# Указание
Приведите ещё раз целиком и дословно фрагмент документа о восприятии стихов, который дан ниже.

=== Фрагмент документа ===

Лучи к ним в душу не сходили,
Весна в груди их не цвела,
При них леса не говорили
И ночь в звезда́х нема была!

Не для таких читателей написана эта книга. Она покажется им непонятной, трудной, да и ненужной.
Она и в самом деле нелёгкая. Но тот, для которого стихи существуют, преодолеет некоторые трудности чтения и, может быть, потом увидит в стихах больше, чем видел до того.
Потому что настоящие стихи многослойны. Их можно воспринимать по-разному, с меньшей или большей глубиной понимания. В сущности, они на это и рассчитаны: каждый получает от поэзии то, что он способен от неё взять. Это зависит от многого: от уровня образованности читателя, от объёма его жизненного и душевного опыта, от возраста, наконец, от чуткости и одарённости.

=== Исходные данные ===

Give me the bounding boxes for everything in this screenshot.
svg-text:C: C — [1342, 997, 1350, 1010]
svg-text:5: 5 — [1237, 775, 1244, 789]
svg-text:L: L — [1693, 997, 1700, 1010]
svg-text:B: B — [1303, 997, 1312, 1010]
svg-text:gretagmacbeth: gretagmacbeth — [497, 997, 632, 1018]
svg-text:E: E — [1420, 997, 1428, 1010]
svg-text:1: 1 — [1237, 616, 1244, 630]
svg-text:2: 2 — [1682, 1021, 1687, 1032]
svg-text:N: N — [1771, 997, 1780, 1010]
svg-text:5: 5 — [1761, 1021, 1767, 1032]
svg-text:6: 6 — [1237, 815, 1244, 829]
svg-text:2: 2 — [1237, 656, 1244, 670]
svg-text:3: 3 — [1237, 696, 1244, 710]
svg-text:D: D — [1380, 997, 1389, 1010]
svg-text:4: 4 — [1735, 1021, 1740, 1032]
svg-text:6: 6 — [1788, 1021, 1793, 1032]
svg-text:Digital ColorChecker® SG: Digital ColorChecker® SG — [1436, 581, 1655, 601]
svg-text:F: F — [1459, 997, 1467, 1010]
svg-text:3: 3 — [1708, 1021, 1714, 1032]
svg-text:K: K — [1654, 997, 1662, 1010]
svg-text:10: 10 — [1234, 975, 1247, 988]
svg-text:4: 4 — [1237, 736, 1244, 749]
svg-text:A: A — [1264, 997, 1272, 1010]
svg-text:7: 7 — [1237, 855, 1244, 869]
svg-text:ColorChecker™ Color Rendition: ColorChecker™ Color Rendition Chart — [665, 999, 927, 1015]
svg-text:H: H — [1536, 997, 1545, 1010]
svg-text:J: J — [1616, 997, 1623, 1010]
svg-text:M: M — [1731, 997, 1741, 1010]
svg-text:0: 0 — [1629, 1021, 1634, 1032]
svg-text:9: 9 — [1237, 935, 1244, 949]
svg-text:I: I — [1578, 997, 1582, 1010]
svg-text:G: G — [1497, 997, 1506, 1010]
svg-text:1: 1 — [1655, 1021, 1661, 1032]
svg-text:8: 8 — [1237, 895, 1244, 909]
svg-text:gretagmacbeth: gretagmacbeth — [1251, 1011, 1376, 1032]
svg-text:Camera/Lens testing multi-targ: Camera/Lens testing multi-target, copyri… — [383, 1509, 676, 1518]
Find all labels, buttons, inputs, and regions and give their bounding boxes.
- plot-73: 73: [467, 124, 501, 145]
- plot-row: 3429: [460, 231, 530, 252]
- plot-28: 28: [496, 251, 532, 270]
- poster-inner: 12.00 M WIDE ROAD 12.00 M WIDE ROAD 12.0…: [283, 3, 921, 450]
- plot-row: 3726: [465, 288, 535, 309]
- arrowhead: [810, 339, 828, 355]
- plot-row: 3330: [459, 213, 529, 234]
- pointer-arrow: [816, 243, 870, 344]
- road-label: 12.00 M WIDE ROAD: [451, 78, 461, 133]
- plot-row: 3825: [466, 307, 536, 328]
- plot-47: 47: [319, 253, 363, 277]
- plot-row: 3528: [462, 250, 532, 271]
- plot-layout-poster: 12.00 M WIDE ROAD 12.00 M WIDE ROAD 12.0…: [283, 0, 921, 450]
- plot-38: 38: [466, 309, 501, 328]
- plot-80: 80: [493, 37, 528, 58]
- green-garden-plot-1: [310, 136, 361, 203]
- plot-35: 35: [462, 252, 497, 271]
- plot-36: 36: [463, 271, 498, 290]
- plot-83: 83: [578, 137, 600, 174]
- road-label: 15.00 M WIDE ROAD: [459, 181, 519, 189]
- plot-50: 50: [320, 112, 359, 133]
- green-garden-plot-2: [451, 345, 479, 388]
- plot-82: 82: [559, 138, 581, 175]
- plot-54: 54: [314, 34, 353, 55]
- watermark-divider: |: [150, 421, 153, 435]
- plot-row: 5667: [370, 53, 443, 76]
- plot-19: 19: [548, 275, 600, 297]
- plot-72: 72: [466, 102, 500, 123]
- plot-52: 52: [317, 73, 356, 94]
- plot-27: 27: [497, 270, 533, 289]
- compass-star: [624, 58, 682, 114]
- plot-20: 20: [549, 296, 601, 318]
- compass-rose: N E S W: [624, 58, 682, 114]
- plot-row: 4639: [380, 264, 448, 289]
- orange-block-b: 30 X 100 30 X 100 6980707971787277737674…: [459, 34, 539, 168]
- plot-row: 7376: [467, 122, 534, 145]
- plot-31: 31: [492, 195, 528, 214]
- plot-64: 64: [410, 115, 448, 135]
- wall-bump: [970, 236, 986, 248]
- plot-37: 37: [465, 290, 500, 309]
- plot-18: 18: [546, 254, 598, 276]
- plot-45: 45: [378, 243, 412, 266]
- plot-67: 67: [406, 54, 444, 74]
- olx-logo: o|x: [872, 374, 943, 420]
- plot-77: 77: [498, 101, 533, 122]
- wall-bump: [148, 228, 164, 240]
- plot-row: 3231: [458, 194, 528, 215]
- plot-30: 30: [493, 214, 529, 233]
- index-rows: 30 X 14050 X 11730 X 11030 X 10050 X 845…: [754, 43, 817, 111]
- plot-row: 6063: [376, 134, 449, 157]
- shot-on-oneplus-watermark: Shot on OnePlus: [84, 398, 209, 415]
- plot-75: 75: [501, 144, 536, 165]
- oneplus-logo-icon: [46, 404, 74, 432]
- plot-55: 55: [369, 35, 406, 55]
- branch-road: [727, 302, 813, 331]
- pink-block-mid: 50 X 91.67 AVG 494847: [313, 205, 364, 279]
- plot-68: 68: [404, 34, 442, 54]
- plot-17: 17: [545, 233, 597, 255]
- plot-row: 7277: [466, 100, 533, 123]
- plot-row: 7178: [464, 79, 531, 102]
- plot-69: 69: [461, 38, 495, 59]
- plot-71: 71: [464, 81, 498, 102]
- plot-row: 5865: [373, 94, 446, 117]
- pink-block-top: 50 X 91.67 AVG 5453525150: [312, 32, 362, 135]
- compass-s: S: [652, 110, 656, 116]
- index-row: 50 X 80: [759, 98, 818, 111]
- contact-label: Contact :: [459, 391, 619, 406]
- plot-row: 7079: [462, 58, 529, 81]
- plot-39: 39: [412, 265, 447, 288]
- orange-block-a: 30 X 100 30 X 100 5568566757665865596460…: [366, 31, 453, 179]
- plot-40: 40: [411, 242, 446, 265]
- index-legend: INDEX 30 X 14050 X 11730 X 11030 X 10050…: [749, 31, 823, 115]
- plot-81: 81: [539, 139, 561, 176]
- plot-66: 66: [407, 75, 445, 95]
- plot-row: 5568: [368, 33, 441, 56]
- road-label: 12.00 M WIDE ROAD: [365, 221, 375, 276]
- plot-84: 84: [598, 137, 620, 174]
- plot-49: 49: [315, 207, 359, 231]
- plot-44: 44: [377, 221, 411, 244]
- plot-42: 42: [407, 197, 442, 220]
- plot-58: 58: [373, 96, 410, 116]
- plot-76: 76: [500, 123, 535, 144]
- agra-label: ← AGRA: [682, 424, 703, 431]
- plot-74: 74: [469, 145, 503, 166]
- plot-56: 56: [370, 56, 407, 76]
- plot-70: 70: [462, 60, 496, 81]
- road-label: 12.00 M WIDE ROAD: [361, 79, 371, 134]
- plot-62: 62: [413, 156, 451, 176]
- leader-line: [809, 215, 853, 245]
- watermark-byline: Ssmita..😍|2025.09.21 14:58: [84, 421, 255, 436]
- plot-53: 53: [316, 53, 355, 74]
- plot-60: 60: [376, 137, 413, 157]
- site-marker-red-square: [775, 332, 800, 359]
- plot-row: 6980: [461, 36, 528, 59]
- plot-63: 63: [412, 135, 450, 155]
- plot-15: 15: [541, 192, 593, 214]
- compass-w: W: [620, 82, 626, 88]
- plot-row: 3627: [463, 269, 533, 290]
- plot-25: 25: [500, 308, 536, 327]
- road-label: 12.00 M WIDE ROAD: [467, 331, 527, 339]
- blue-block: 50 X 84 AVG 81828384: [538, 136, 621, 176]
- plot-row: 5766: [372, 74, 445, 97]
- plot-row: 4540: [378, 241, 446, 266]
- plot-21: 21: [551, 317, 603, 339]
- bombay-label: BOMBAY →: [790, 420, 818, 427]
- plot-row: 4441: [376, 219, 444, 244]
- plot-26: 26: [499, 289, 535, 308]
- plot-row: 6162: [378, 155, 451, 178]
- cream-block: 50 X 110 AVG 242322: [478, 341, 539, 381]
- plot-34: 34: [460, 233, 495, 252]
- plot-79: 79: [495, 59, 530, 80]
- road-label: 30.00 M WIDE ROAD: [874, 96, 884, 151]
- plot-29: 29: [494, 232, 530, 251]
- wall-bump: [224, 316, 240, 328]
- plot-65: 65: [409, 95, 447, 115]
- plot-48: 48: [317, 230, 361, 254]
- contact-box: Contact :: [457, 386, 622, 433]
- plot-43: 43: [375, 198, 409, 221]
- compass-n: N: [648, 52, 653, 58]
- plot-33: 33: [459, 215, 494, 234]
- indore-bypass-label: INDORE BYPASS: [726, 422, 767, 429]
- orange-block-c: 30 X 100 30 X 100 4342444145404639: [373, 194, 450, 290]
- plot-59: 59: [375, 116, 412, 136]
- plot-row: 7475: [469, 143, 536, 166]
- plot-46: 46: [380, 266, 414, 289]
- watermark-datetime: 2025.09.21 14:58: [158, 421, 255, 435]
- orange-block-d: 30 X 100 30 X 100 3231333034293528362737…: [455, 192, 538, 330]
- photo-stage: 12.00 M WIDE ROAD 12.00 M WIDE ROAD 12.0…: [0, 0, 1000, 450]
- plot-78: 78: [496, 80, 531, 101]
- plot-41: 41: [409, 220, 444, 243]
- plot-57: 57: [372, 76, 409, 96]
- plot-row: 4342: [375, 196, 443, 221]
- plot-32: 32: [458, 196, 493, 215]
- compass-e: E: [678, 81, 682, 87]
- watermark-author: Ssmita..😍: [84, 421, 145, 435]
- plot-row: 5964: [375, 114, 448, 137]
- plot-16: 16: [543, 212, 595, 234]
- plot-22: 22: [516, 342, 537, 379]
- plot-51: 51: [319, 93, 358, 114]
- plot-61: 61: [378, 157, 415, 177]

===

# Полный ответ
Лучи к ним в душу не сходили,
Весна в груди их не цвела,
При них леса не говорили
И ночь в звезда́х нема была!

Не для таких читателей написана эта книга. Она покажется им непонятной, трудной, да и ненужной.
Она и в самом деле нелёгкая. Но тот, для которого стихи существуют, преодолеет некоторые трудности чтения и, может быть, потом увидит в стихах больше, чем видел до того.
Потому что настоящие стихи многослойны. Их можно воспринимать по-разному, с меньшей или большей глубиной понимания. В сущности, они на это и рассчитаны: каждый получает от поэзии то, что он способен от неё взять. Это зависит от многого: от уровня образованности читателя, от объёма его жизненного и душевного опыта, от возраста, наконец, от чуткости и одарённости.